(Stored entries)
[START]

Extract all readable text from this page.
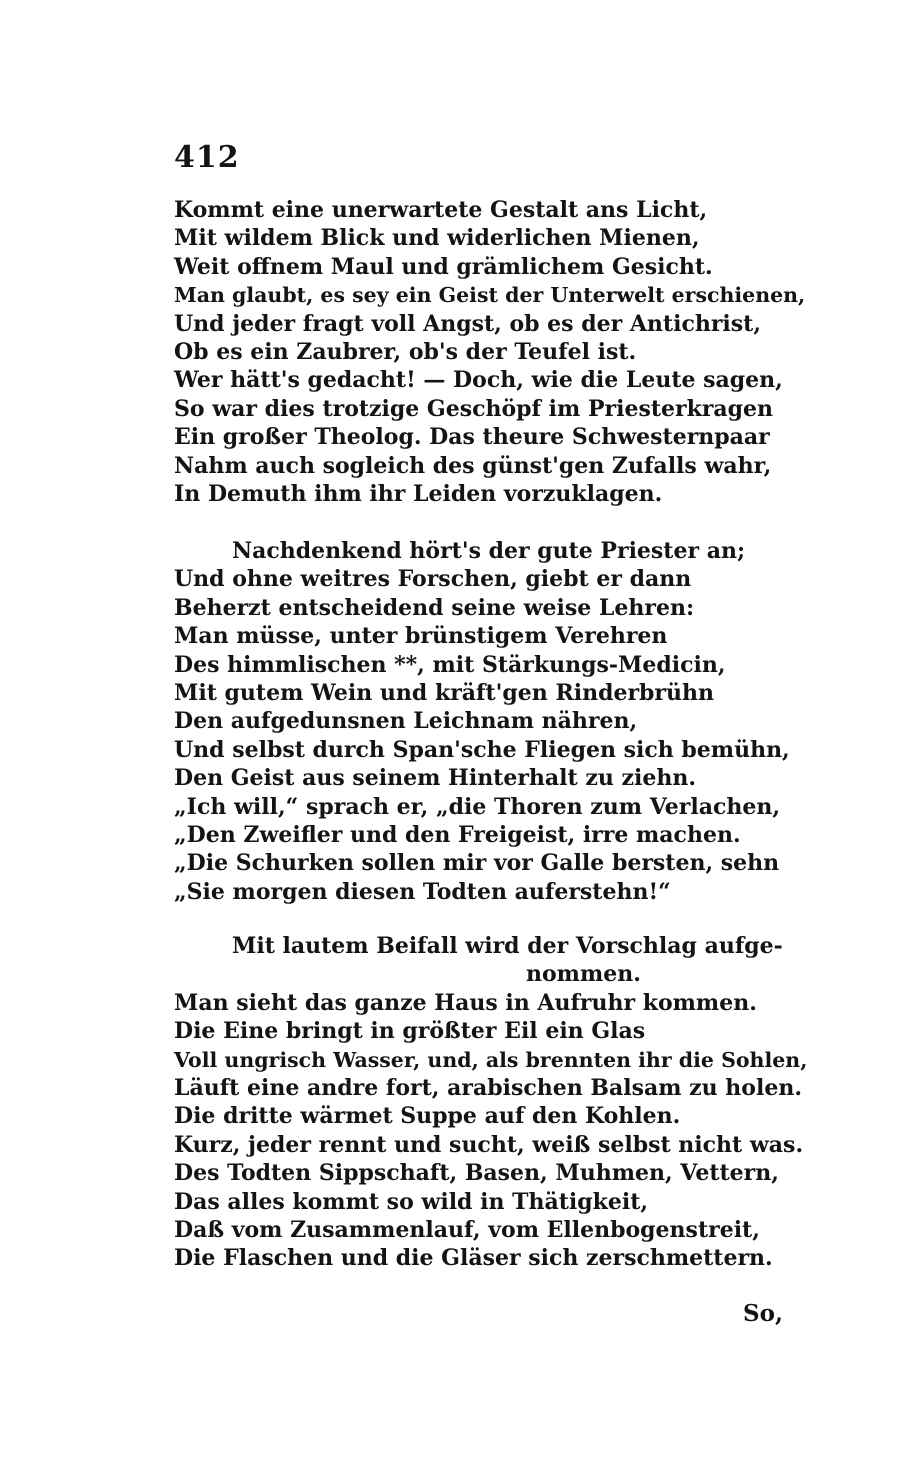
412
Kommt eine unerwartete Gestalt ans Licht,
Mit wildem Blick und widerlichen Mienen,
Weit offnem Maul und grämlichem Gesicht.
Man glaubt, es sey ein Geist der Unterwelt erschienen,
Und jeder fragt voll Angst, ob es der Antichrist,
Ob es ein Zaubrer, ob's der Teufel ist.
Wer hätt's gedacht! — Doch, wie die Leute sagen,
So war dies trotzige Geschöpf im Priesterkragen
Ein großer Theolog. Das theure Schwesternpaar
Nahm auch sogleich des günst'gen Zufalls wahr,
In Demuth ihm ihr Leiden vorzuklagen.
Nachdenkend hört's der gute Priester an;
Und ohne weitres Forschen, giebt er dann
Beherzt entscheidend seine weise Lehren:
Man müsse, unter brünstigem Verehren
Des himmlischen **, mit Stärkungs-Medicin,
Mit gutem Wein und kräft'gen Rinderbrühn
Den aufgedunsnen Leichnam nähren,
Und selbst durch Span'sche Fliegen sich bemühn,
Den Geist aus seinem Hinterhalt zu ziehn.
„Ich will,“ sprach er, „die Thoren zum Verlachen,
„Den Zweifler und den Freigeist, irre machen.
„Die Schurken sollen mir vor Galle bersten, sehn
„Sie morgen diesen Todten auferstehn!“
Mit lautem Beifall wird der Vorschlag aufge-
nommen.
Man sieht das ganze Haus in Aufruhr kommen.
Die Eine bringt in größter Eil ein Glas
Voll ungrisch Wasser, und, als brennten ihr die Sohlen,
Läuft eine andre fort, arabischen Balsam zu holen.
Die dritte wärmet Suppe auf den Kohlen.
Kurz, jeder rennt und sucht, weiß selbst nicht was.
Des Todten Sippschaft, Basen, Muhmen, Vettern,
Das alles kommt so wild in Thätigkeit,
Daß vom Zusammenlauf, vom Ellenbogenstreit,
Die Flaschen und die Gläser sich zerschmettern.
So,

[END]

Exercise = Take the listing above and print it exactly, apart from the pictures.

Result of the task =
Extract all readable text from this page.
412
Kommt eine unerwartete Gestalt ans Licht,
Mit wildem Blick und widerlichen Mienen,
Weit offnem Maul und grämlichem Gesicht.
Man glaubt, es sey ein Geist der Unterwelt erschienen,
Und jeder fragt voll Angst, ob es der Antichrist,
Ob es ein Zaubrer, ob's der Teufel ist.
Wer hätt's gedacht! — Doch, wie die Leute sagen,
So war dies trotzige Geschöpf im Priesterkragen
Ein großer Theolog. Das theure Schwesternpaar
Nahm auch sogleich des günst'gen Zufalls wahr,
In Demuth ihm ihr Leiden vorzuklagen.
Nachdenkend hört's der gute Priester an;
Und ohne weitres Forschen, giebt er dann
Beherzt entscheidend seine weise Lehren:
Man müsse, unter brünstigem Verehren
Des himmlischen **, mit Stärkungs-Medicin,
Mit gutem Wein und kräft'gen Rinderbrühn
Den aufgedunsnen Leichnam nähren,
Und selbst durch Span'sche Fliegen sich bemühn,
Den Geist aus seinem Hinterhalt zu ziehn.
„Ich will,“ sprach er, „die Thoren zum Verlachen,
„Den Zweifler und den Freigeist, irre machen.
„Die Schurken sollen mir vor Galle bersten, sehn
„Sie morgen diesen Todten auferstehn!“
Mit lautem Beifall wird der Vorschlag aufge-
nommen.
Man sieht das ganze Haus in Aufruhr kommen.
Die Eine bringt in größter Eil ein Glas
Voll ungrisch Wasser, und, als brennten ihr die Sohlen,
Läuft eine andre fort, arabischen Balsam zu holen.
Die dritte wärmet Suppe auf den Kohlen.
Kurz, jeder rennt und sucht, weiß selbst nicht was.
Des Todten Sippschaft, Basen, Muhmen, Vettern,
Das alles kommt so wild in Thätigkeit,
Daß vom Zusammenlauf, vom Ellenbogenstreit,
Die Flaschen und die Gläser sich zerschmettern.
So,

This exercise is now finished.